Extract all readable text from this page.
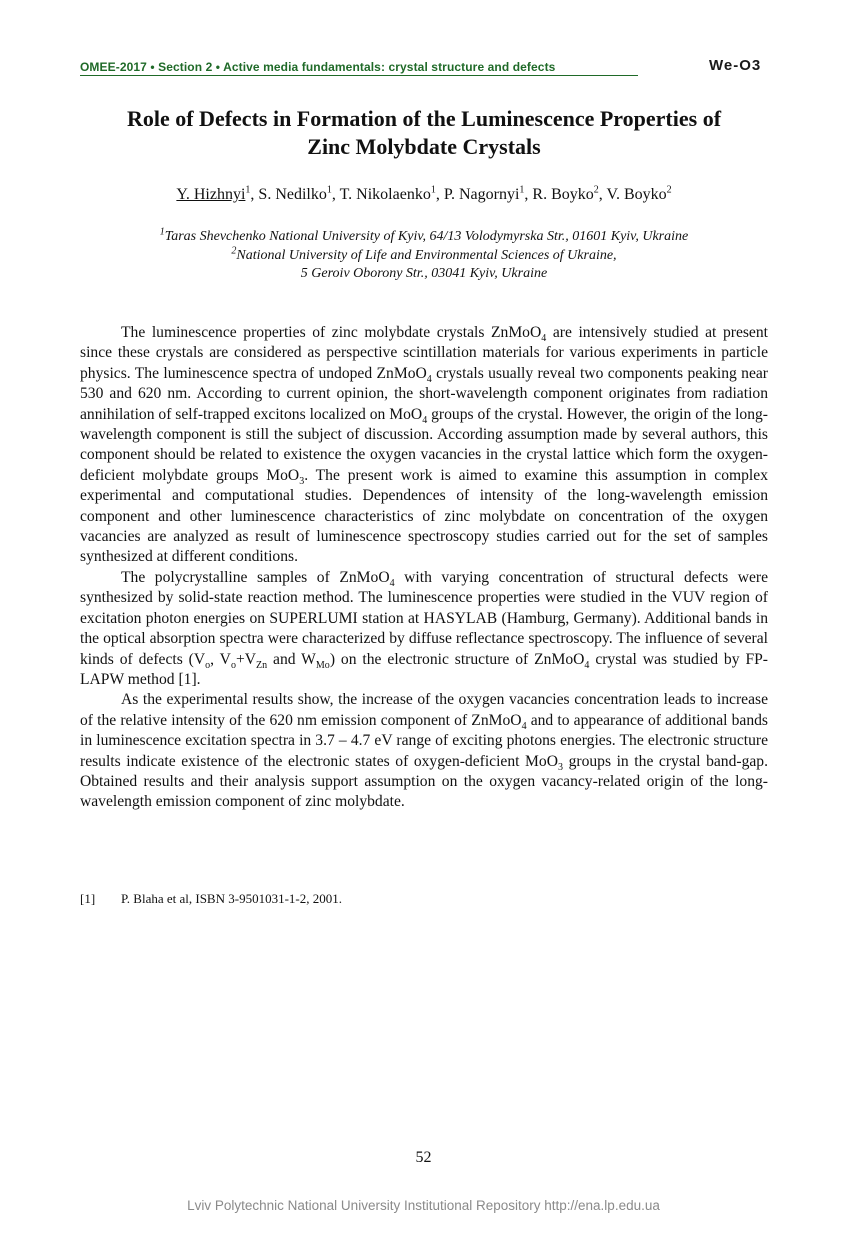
OMEE-2017 • Section 2 • Active media fundamentals: crystal structure and defects	We-O3
Role of Defects in Formation of the Luminescence Properties of
Zinc Molybdate Crystals
Y. Hizhnyi$^1$, S. Nedilko$^1$, T. Nikolaenko$^1$, P. Nagornyi$^1$, R. Boyko$^2$, V. Boyko$^2$
$^1$Taras Shevchenko National University of Kyiv, 64/13 Volodymyrska Str., 01601 Kyiv, Ukraine
$^2$National University of Life and Environmental Sciences of Ukraine,
5 Geroiv Oborony Str., 03041 Kyiv, Ukraine

The luminescence properties of zinc molybdate crystals ZnMoO$_4$ are intensively studied at present since these crystals are considered as perspective scintillation materials for various experiments in particle physics. The luminescence spectra of undoped ZnMoO$_4$ crystals usually reveal two components peaking near 530 and 620 nm. According to current opinion, the short-wavelength component originates from radiation annihilation of self-trapped excitons localized on MoO$_4$ groups of the crystal. However, the origin of the long-wavelength component is still the subject of discussion. According assumption made by several authors, this component should be related to existence the oxygen vacancies in the crystal lattice which form the oxygen-deficient molybdate groups MoO$_3$. The present work is aimed to examine this assumption in complex experimental and computational studies. Dependences of intensity of the long-wavelength emission component and other luminescence characteristics of zinc molybdate on concentration of the oxygen vacancies are analyzed as result of luminescence spectroscopy studies carried out for the set of samples synthesized at different conditions.

The polycrystalline samples of ZnMoO$_4$ with varying concentration of structural defects were synthesized by solid-state reaction method. The luminescence properties were studied in the VUV region of excitation photon energies on SUPERLUMI station at HASYLAB (Hamburg, Germany). Additional bands in the optical absorption spectra were characterized by diffuse reflectance spectroscopy. The influence of several kinds of defects ($V_o$, $V_o+V_{Zn}$ and $W_{Mo}$) on the electronic structure of ZnMoO$_4$ crystal was studied by FP-LAPW method [1].

As the experimental results show, the increase of the oxygen vacancies concentration leads to increase of the relative intensity of the 620 nm emission component of ZnMoO$_4$ and to appearance of additional bands in luminescence excitation spectra in 3.7 – 4.7 eV range of exciting photons energies. The electronic structure results indicate existence of the electronic states of oxygen-deficient MoO$_3$ groups in the crystal band-gap. Obtained results and their analysis support assumption on the oxygen vacancy-related origin of the long-wavelength emission component of zinc molybdate.

[1] P. Blaha et al, ISBN 3-9501031-1-2, 2001.
52
Lviv Polytechnic National University Institutional Repository http://ena.lp.edu.ua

§ Instruction: Scan the material above. Copy each line that holds the word "component".

§ Full solution:
The luminescence properties of zinc molybdate crystals ZnMoO$_4$ are intensively studied at present since these crystals are considered as perspective scintillation materials for various experiments in particle physics. The luminescence spectra of undoped ZnMoO$_4$ crystals usually reveal two components peaking near 530 and 620 nm. According to current opinion, the short-wavelength component originates from radiation annihilation of self-trapped excitons localized on MoO$_4$ groups of the crystal. However, the origin of the long-wavelength component is still the subject of discussion. According assumption made by several authors, this component should be related to existence the oxygen vacancies in the crystal lattice which form the oxygen-deficient molybdate groups MoO$_3$. The present work is aimed to examine this assumption in complex experimental and computational studies. Dependences of intensity of the long-wavelength emission component and other luminescence characteristics of zinc molybdate on concentration of the oxygen vacancies are analyzed as result of luminescence spectroscopy studies carried out for the set of samples synthesized at different conditions.
As the experimental results show, the increase of the oxygen vacancies concentration leads to increase of the relative intensity of the 620 nm emission component of ZnMoO$_4$ and to appearance of additional bands in luminescence excitation spectra in 3.7 – 4.7 eV range of exciting photons energies. The electronic structure results indicate existence of the electronic states of oxygen-deficient MoO$_3$ groups in the crystal band-gap. Obtained results and their analysis support assumption on the oxygen vacancy-related origin of the long-wavelength emission component of zinc molybdate.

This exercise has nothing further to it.